• The problem: Reproduce each line bearing the word "JSON".

-- BEGIN --

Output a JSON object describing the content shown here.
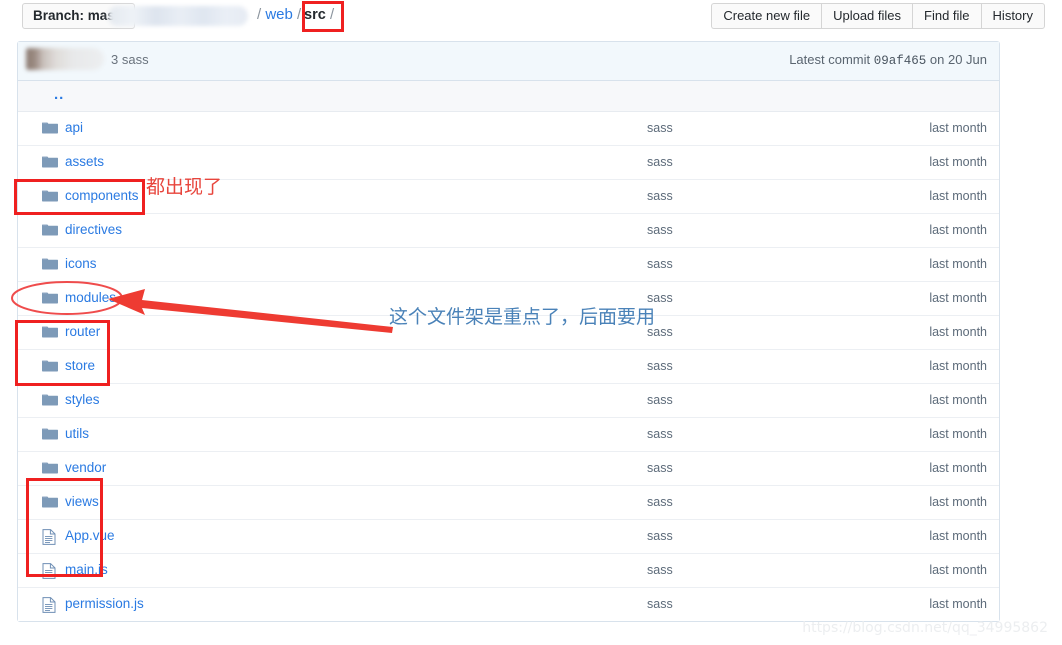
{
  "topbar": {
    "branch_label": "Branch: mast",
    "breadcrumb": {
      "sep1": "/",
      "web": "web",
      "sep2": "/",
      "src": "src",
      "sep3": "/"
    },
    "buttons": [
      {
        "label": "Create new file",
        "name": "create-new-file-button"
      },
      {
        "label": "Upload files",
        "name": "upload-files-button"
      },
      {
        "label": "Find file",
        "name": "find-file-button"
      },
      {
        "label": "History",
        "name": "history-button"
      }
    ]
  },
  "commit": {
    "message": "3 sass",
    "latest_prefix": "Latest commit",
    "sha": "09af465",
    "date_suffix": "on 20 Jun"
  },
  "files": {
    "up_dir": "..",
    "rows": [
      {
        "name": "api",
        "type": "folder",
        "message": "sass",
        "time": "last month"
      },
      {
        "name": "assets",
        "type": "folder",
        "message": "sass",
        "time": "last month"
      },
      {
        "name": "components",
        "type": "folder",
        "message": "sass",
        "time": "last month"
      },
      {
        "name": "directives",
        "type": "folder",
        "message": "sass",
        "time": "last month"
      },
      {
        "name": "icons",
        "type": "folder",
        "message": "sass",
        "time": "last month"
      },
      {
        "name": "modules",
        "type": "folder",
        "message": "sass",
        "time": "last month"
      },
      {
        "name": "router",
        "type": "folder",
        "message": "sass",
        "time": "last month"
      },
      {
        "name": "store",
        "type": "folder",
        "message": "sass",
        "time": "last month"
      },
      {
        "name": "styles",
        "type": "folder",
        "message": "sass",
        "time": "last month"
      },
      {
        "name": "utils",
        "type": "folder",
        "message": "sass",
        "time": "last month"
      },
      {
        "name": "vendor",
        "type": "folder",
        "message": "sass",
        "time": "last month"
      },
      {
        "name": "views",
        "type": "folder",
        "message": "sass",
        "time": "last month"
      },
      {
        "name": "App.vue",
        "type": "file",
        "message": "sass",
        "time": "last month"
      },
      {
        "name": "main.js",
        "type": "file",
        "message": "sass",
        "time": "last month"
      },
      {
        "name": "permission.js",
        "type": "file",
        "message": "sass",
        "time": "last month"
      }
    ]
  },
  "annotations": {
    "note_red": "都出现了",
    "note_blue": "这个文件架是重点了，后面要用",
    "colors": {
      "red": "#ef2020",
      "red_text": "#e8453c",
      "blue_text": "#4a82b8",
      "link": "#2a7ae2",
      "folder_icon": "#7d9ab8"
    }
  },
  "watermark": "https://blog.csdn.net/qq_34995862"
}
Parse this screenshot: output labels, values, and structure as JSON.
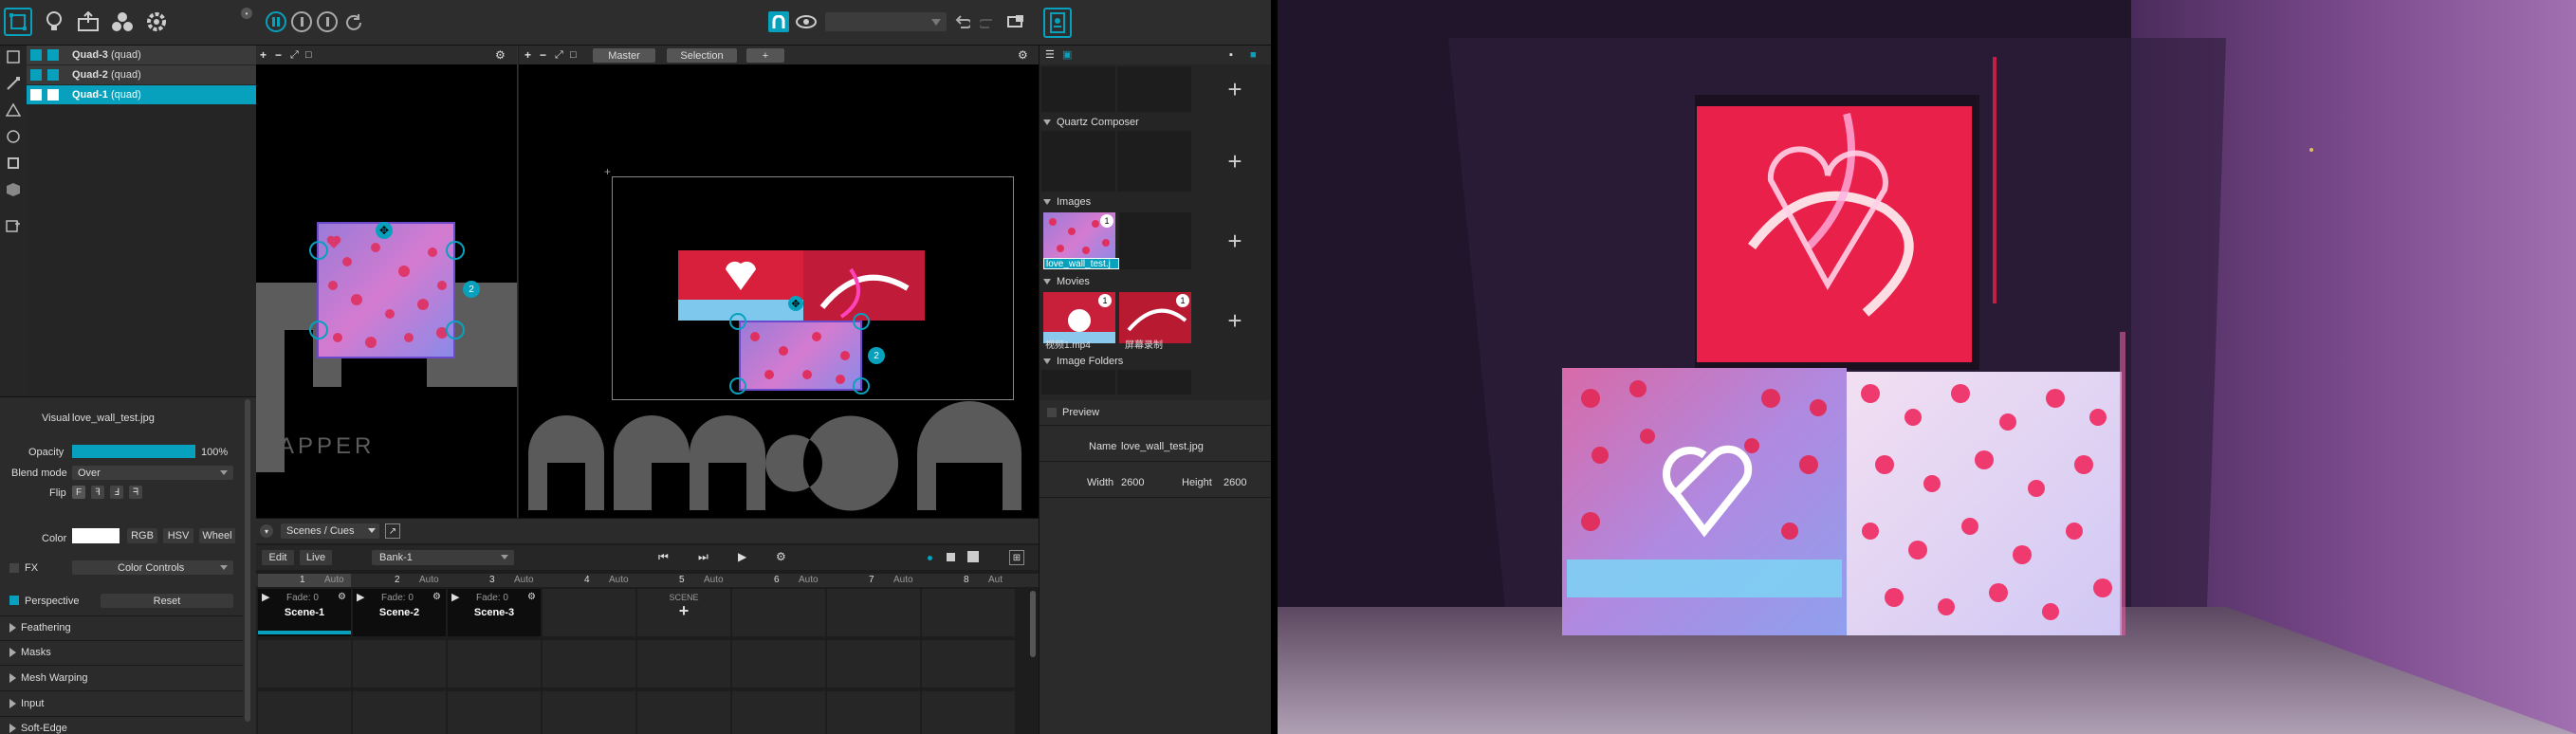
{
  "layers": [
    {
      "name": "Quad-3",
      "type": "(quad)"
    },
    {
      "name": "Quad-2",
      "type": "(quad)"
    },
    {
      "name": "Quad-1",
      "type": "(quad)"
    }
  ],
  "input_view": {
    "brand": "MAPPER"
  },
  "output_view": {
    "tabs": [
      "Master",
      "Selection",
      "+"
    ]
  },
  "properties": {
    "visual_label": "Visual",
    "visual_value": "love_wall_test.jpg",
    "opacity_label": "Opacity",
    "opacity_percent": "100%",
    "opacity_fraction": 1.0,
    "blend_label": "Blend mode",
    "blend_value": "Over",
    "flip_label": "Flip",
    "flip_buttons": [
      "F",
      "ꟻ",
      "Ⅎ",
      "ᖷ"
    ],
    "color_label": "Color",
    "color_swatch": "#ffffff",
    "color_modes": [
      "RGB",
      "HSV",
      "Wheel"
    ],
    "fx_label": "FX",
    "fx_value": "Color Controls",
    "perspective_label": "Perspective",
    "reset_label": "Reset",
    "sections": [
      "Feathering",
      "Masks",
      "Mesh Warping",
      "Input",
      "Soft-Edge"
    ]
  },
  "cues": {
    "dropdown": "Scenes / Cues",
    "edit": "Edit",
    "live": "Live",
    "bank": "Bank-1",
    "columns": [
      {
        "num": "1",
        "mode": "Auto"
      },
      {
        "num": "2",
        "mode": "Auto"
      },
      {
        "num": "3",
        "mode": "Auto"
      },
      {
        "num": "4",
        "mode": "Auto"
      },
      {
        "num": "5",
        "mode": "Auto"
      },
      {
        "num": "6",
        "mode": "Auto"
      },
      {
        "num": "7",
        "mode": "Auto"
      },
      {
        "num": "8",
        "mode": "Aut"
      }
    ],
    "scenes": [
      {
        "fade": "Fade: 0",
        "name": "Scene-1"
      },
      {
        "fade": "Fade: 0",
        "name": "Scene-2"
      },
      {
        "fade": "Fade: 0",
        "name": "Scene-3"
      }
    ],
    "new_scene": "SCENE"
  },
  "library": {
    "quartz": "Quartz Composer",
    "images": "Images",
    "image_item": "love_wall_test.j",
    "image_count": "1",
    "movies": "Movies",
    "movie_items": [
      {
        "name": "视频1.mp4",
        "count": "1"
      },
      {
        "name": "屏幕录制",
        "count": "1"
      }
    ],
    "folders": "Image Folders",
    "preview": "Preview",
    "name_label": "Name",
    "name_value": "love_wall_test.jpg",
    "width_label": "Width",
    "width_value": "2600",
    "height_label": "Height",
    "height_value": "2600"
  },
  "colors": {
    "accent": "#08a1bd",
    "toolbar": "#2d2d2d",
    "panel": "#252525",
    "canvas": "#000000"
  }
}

-- END --

• Solution below:
Output a JSON object describing the content shown here.
Parse this screenshot: output labels, values, and structure as JSON.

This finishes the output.